- Objective
Reproduce all of the data word for word.

- Dataset rows
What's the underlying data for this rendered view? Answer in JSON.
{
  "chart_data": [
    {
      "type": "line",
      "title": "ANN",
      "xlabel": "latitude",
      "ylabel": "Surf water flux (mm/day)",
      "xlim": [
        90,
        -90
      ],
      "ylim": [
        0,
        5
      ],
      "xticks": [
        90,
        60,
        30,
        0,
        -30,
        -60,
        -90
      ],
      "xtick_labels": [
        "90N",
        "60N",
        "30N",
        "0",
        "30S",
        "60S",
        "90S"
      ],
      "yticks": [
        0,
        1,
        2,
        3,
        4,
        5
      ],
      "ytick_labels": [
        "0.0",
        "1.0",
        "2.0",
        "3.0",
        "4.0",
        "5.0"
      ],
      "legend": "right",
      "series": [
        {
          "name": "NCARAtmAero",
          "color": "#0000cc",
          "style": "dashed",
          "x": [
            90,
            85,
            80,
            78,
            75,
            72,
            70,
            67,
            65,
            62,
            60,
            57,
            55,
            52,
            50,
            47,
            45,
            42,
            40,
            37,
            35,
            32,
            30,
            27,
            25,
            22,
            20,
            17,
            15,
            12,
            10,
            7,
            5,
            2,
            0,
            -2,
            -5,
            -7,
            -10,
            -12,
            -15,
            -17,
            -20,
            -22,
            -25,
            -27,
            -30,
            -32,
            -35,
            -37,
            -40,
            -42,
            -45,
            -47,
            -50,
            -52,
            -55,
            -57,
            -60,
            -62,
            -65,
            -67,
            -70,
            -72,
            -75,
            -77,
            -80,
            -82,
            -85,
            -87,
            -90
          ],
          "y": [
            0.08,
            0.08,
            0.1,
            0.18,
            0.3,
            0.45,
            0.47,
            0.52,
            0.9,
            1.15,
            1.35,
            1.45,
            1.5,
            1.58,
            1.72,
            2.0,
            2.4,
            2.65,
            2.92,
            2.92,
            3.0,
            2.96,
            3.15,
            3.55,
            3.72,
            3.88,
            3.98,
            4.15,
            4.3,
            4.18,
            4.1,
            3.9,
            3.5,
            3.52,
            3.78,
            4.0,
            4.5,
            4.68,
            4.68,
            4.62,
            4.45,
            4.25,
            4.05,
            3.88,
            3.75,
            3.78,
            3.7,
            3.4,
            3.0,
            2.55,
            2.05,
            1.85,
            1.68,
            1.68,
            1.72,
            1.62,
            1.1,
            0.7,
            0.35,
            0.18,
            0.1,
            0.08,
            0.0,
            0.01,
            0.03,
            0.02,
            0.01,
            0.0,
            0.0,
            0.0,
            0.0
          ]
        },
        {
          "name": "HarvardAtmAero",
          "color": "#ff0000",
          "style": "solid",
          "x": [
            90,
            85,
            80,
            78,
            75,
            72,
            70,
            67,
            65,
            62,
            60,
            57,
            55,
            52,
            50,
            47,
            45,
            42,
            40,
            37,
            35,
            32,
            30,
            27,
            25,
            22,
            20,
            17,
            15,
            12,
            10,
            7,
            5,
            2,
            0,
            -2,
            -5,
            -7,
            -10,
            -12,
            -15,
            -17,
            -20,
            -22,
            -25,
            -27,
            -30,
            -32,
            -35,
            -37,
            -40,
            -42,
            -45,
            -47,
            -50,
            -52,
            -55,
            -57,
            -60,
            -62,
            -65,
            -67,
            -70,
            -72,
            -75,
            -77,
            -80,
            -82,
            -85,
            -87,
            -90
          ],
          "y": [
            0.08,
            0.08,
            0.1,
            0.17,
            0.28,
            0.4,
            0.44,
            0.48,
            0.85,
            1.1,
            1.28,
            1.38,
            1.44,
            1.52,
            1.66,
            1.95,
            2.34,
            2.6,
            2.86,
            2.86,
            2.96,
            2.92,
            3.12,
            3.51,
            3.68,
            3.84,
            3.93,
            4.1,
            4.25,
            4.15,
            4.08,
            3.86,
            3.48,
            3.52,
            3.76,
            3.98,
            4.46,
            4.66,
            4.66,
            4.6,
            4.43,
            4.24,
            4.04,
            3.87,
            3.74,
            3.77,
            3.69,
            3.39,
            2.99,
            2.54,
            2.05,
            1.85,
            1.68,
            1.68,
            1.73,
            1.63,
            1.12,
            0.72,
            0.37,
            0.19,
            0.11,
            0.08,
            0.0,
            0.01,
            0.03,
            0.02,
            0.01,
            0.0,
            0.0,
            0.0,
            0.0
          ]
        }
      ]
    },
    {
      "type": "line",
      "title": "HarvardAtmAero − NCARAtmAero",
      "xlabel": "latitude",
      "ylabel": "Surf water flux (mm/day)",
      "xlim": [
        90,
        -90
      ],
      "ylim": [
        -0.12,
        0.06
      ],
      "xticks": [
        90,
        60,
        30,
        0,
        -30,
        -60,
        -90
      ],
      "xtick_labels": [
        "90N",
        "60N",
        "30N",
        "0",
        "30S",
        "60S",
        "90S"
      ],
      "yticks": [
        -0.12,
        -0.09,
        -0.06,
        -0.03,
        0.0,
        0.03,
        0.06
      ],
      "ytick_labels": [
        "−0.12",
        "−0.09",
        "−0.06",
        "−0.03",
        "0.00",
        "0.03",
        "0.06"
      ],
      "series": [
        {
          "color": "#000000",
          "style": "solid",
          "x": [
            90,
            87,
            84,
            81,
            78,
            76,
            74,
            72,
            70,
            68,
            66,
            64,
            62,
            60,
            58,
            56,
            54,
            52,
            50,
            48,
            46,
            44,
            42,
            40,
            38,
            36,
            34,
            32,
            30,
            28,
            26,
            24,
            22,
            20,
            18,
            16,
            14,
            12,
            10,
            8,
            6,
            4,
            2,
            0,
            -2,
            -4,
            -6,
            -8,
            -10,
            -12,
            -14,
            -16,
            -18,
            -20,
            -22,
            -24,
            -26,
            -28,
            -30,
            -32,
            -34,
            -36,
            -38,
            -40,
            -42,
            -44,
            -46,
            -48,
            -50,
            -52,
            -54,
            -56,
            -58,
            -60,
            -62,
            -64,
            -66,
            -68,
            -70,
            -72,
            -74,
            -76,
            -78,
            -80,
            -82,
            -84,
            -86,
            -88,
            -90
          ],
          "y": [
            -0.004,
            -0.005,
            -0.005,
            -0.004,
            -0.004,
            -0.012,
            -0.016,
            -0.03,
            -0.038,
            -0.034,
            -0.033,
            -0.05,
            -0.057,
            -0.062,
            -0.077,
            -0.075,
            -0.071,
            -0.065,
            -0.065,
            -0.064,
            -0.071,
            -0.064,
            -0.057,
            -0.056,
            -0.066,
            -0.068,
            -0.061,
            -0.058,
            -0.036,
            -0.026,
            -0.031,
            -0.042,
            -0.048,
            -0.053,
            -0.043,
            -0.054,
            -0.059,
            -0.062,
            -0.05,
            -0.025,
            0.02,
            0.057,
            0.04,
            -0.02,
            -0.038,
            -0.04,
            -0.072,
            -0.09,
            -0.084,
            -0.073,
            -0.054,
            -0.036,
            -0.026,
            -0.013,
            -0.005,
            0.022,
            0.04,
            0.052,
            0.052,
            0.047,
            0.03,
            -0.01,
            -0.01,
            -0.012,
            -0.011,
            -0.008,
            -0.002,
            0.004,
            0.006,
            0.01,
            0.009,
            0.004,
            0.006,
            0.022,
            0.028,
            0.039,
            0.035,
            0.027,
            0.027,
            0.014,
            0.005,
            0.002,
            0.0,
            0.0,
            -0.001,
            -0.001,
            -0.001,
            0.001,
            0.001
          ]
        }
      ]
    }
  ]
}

- Solution to this task
What's the underlying data for this rendered view? Answer in JSON.
{
  "chart_data": [
    {
      "type": "line",
      "title": "ANN",
      "xlabel": "latitude",
      "ylabel": "Surf water flux (mm/day)",
      "xlim": [
        90,
        -90
      ],
      "ylim": [
        0,
        5
      ],
      "xticks": [
        90,
        60,
        30,
        0,
        -30,
        -60,
        -90
      ],
      "xtick_labels": [
        "90N",
        "60N",
        "30N",
        "0",
        "30S",
        "60S",
        "90S"
      ],
      "yticks": [
        0,
        1,
        2,
        3,
        4,
        5
      ],
      "ytick_labels": [
        "0.0",
        "1.0",
        "2.0",
        "3.0",
        "4.0",
        "5.0"
      ],
      "legend": "right",
      "series": [
        {
          "name": "NCARAtmAero",
          "color": "#0000cc",
          "style": "dashed",
          "x": [
            90,
            85,
            80,
            78,
            75,
            72,
            70,
            67,
            65,
            62,
            60,
            57,
            55,
            52,
            50,
            47,
            45,
            42,
            40,
            37,
            35,
            32,
            30,
            27,
            25,
            22,
            20,
            17,
            15,
            12,
            10,
            7,
            5,
            2,
            0,
            -2,
            -5,
            -7,
            -10,
            -12,
            -15,
            -17,
            -20,
            -22,
            -25,
            -27,
            -30,
            -32,
            -35,
            -37,
            -40,
            -42,
            -45,
            -47,
            -50,
            -52,
            -55,
            -57,
            -60,
            -62,
            -65,
            -67,
            -70,
            -72,
            -75,
            -77,
            -80,
            -82,
            -85,
            -87,
            -90
          ],
          "y": [
            0.08,
            0.08,
            0.1,
            0.18,
            0.3,
            0.45,
            0.47,
            0.52,
            0.9,
            1.15,
            1.35,
            1.45,
            1.5,
            1.58,
            1.72,
            2.0,
            2.4,
            2.65,
            2.92,
            2.92,
            3.0,
            2.96,
            3.15,
            3.55,
            3.72,
            3.88,
            3.98,
            4.15,
            4.3,
            4.18,
            4.1,
            3.9,
            3.5,
            3.52,
            3.78,
            4.0,
            4.5,
            4.68,
            4.68,
            4.62,
            4.45,
            4.25,
            4.05,
            3.88,
            3.75,
            3.78,
            3.7,
            3.4,
            3.0,
            2.55,
            2.05,
            1.85,
            1.68,
            1.68,
            1.72,
            1.62,
            1.1,
            0.7,
            0.35,
            0.18,
            0.1,
            0.08,
            0.0,
            0.01,
            0.03,
            0.02,
            0.01,
            0.0,
            0.0,
            0.0,
            0.0
          ]
        },
        {
          "name": "HarvardAtmAero",
          "color": "#ff0000",
          "style": "solid",
          "x": [
            90,
            85,
            80,
            78,
            75,
            72,
            70,
            67,
            65,
            62,
            60,
            57,
            55,
            52,
            50,
            47,
            45,
            42,
            40,
            37,
            35,
            32,
            30,
            27,
            25,
            22,
            20,
            17,
            15,
            12,
            10,
            7,
            5,
            2,
            0,
            -2,
            -5,
            -7,
            -10,
            -12,
            -15,
            -17,
            -20,
            -22,
            -25,
            -27,
            -30,
            -32,
            -35,
            -37,
            -40,
            -42,
            -45,
            -47,
            -50,
            -52,
            -55,
            -57,
            -60,
            -62,
            -65,
            -67,
            -70,
            -72,
            -75,
            -77,
            -80,
            -82,
            -85,
            -87,
            -90
          ],
          "y": [
            0.08,
            0.08,
            0.1,
            0.17,
            0.28,
            0.4,
            0.44,
            0.48,
            0.85,
            1.1,
            1.28,
            1.38,
            1.44,
            1.52,
            1.66,
            1.95,
            2.34,
            2.6,
            2.86,
            2.86,
            2.96,
            2.92,
            3.12,
            3.51,
            3.68,
            3.84,
            3.93,
            4.1,
            4.25,
            4.15,
            4.08,
            3.86,
            3.48,
            3.52,
            3.76,
            3.98,
            4.46,
            4.66,
            4.66,
            4.6,
            4.43,
            4.24,
            4.04,
            3.87,
            3.74,
            3.77,
            3.69,
            3.39,
            2.99,
            2.54,
            2.05,
            1.85,
            1.68,
            1.68,
            1.73,
            1.63,
            1.12,
            0.72,
            0.37,
            0.19,
            0.11,
            0.08,
            0.0,
            0.01,
            0.03,
            0.02,
            0.01,
            0.0,
            0.0,
            0.0,
            0.0
          ]
        }
      ]
    },
    {
      "type": "line",
      "title": "HarvardAtmAero − NCARAtmAero",
      "xlabel": "latitude",
      "ylabel": "Surf water flux (mm/day)",
      "xlim": [
        90,
        -90
      ],
      "ylim": [
        -0.12,
        0.06
      ],
      "xticks": [
        90,
        60,
        30,
        0,
        -30,
        -60,
        -90
      ],
      "xtick_labels": [
        "90N",
        "60N",
        "30N",
        "0",
        "30S",
        "60S",
        "90S"
      ],
      "yticks": [
        -0.12,
        -0.09,
        -0.06,
        -0.03,
        0.0,
        0.03,
        0.06
      ],
      "ytick_labels": [
        "−0.12",
        "−0.09",
        "−0.06",
        "−0.03",
        "0.00",
        "0.03",
        "0.06"
      ],
      "series": [
        {
          "color": "#000000",
          "style": "solid",
          "x": [
            90,
            87,
            84,
            81,
            78,
            76,
            74,
            72,
            70,
            68,
            66,
            64,
            62,
            60,
            58,
            56,
            54,
            52,
            50,
            48,
            46,
            44,
            42,
            40,
            38,
            36,
            34,
            32,
            30,
            28,
            26,
            24,
            22,
            20,
            18,
            16,
            14,
            12,
            10,
            8,
            6,
            4,
            2,
            0,
            -2,
            -4,
            -6,
            -8,
            -10,
            -12,
            -14,
            -16,
            -18,
            -20,
            -22,
            -24,
            -26,
            -28,
            -30,
            -32,
            -34,
            -36,
            -38,
            -40,
            -42,
            -44,
            -46,
            -48,
            -50,
            -52,
            -54,
            -56,
            -58,
            -60,
            -62,
            -64,
            -66,
            -68,
            -70,
            -72,
            -74,
            -76,
            -78,
            -80,
            -82,
            -84,
            -86,
            -88,
            -90
          ],
          "y": [
            -0.004,
            -0.005,
            -0.005,
            -0.004,
            -0.004,
            -0.012,
            -0.016,
            -0.03,
            -0.038,
            -0.034,
            -0.033,
            -0.05,
            -0.057,
            -0.062,
            -0.077,
            -0.075,
            -0.071,
            -0.065,
            -0.065,
            -0.064,
            -0.071,
            -0.064,
            -0.057,
            -0.056,
            -0.066,
            -0.068,
            -0.061,
            -0.058,
            -0.036,
            -0.026,
            -0.031,
            -0.042,
            -0.048,
            -0.053,
            -0.043,
            -0.054,
            -0.059,
            -0.062,
            -0.05,
            -0.025,
            0.02,
            0.057,
            0.04,
            -0.02,
            -0.038,
            -0.04,
            -0.072,
            -0.09,
            -0.084,
            -0.073,
            -0.054,
            -0.036,
            -0.026,
            -0.013,
            -0.005,
            0.022,
            0.04,
            0.052,
            0.052,
            0.047,
            0.03,
            -0.01,
            -0.01,
            -0.012,
            -0.011,
            -0.008,
            -0.002,
            0.004,
            0.006,
            0.01,
            0.009,
            0.004,
            0.006,
            0.022,
            0.028,
            0.039,
            0.035,
            0.027,
            0.027,
            0.014,
            0.005,
            0.002,
            0.0,
            0.0,
            -0.001,
            -0.001,
            -0.001,
            0.001,
            0.001
          ]
        }
      ]
    }
  ]
}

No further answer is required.